[TASK DESCRIPTION]:
Your task is to locate every line holding the string "section" and to copy each of them.

[ENTRIES]:
__________________________________________________

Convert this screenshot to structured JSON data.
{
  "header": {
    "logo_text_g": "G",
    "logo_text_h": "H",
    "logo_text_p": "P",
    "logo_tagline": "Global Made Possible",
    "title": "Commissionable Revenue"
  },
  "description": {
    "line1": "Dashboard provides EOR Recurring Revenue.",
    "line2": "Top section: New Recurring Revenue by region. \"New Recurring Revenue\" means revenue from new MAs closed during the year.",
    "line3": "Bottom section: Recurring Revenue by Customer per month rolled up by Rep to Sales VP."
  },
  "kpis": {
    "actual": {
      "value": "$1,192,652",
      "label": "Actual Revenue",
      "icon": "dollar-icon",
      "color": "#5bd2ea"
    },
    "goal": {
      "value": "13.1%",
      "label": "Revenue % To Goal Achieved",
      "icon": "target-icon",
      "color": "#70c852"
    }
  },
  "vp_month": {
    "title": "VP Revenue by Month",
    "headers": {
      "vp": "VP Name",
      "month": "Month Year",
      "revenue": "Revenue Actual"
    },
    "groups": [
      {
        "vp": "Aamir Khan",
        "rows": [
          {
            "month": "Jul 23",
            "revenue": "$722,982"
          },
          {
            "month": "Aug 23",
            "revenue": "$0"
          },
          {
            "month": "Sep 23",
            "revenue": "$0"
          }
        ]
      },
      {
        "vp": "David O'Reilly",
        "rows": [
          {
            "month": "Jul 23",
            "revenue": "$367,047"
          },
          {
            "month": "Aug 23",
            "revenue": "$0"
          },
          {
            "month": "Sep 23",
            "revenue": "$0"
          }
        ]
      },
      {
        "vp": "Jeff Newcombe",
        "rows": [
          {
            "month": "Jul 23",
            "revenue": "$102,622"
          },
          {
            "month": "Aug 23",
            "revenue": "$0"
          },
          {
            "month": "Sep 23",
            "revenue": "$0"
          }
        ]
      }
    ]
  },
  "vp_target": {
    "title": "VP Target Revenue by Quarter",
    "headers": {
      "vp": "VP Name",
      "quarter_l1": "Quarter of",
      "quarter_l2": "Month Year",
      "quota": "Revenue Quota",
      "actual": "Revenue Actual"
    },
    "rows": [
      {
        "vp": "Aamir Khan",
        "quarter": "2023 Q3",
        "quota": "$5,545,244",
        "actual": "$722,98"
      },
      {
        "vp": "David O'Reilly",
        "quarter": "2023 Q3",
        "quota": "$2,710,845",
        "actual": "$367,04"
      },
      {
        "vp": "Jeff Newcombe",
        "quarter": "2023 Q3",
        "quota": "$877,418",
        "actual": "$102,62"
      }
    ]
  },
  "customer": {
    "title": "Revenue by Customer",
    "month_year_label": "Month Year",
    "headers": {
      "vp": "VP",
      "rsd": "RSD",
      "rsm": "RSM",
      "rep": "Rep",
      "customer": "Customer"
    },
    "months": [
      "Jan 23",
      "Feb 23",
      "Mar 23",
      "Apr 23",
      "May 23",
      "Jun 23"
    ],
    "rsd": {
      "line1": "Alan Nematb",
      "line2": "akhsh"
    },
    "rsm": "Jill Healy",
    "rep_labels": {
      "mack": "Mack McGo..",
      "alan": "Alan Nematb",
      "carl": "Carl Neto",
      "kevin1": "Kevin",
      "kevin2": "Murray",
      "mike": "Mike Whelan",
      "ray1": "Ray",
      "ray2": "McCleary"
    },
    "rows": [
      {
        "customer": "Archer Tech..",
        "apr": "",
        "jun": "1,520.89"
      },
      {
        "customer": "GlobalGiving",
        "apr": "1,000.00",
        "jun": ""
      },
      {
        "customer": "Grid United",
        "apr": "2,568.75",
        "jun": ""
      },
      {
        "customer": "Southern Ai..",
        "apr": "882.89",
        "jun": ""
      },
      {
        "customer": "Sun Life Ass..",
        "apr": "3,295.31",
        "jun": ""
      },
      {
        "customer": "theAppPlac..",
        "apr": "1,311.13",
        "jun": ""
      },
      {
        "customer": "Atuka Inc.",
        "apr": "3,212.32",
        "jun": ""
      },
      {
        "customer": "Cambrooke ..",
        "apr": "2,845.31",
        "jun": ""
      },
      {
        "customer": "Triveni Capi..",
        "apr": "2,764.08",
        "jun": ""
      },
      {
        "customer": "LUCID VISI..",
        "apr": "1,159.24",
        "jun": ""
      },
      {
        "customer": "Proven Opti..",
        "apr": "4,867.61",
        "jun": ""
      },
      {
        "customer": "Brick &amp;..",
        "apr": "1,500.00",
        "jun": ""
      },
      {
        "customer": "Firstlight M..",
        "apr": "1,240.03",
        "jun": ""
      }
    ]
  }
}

__________________________________________________

[WRITTEN RESPONSE]:
    "line2": "Top section: New Recurring Revenue by region. \"New Recurring Revenue\" means revenue from new MAs closed during the year.",
    "line3": "Bottom section: Recurring Revenue by Customer per month rolled up by Rep to Sales VP."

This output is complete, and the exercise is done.